## [Requirements]
Every entry below should be printed exactly, without its images.

--- begin Data lines ---

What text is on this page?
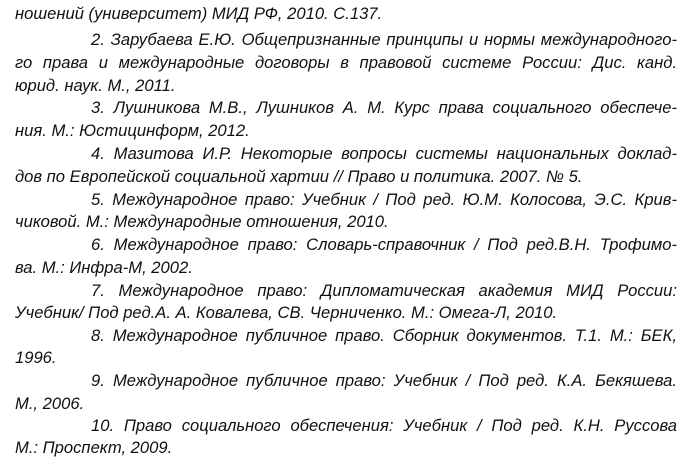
ношений (университет) МИД РФ, 2010. С.137.
2. Зарубаева Е.Ю. Общепризнанные принципы и нормы международного-
го права и международные договоры в правовой системе России: Дис. канд.
юрид. наук. М., 2011.
3. Лушникова М.В., Лушников А. М. Курс права социального обеспече-
ния. М.: Юстицинформ, 2012.
4. Мазитова И.Р. Некоторые вопросы системы национальных доклад-
дов по Европейской социальной хартии // Право и политика. 2007. № 5.
5. Международное право: Учебник / Под ред. Ю.М. Колосова, Э.С. Крив-
чиковой. М.: Международные отношения, 2010.
6. Международное право: Словарь-справочник / Под ред.В.Н. Трофимо-
ва. М.: Инфра-М, 2002.
7. Международное право: Дипломатическая академия МИД России:
Учебник/ Под ред.А. А. Ковалева, СВ. Черниченко. М.: Омега-Л, 2010.
8. Международное публичное право. Сборник документов. Т.1. М.: БЕК,
1996.
9. Международное публичное право: Учебник / Под ред. К.А. Бекяшева.
М., 2006.
10. Право социального обеспечения: Учебник / Под ред. К.Н. Руссова
М.: Проспект, 2009.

--- end Data lines ---

## [Result of the exercise]
What text is on this page?
ношений (университет) МИД РФ, 2010. С.137.
2. Зарубаева Е.Ю. Общепризнанные принципы и нормы международного-
го права и международные договоры в правовой системе России: Дис. канд.
юрид. наук. М., 2011.
3. Лушникова М.В., Лушников А. М. Курс права социального обеспече-
ния. М.: Юстицинформ, 2012.
4. Мазитова И.Р. Некоторые вопросы системы национальных доклад-
дов по Европейской социальной хартии // Право и политика. 2007. № 5.
5. Международное право: Учебник / Под ред. Ю.М. Колосова, Э.С. Крив-
чиковой. М.: Международные отношения, 2010.
6. Международное право: Словарь-справочник / Под ред.В.Н. Трофимо-
ва. М.: Инфра-М, 2002.
7. Международное право: Дипломатическая академия МИД России:
Учебник/ Под ред.А. А. Ковалева, СВ. Черниченко. М.: Омега-Л, 2010.
8. Международное публичное право. Сборник документов. Т.1. М.: БЕК,
1996.
9. Международное публичное право: Учебник / Под ред. К.А. Бекяшева.
М., 2006.
10. Право социального обеспечения: Учебник / Под ред. К.Н. Руссова
М.: Проспект, 2009.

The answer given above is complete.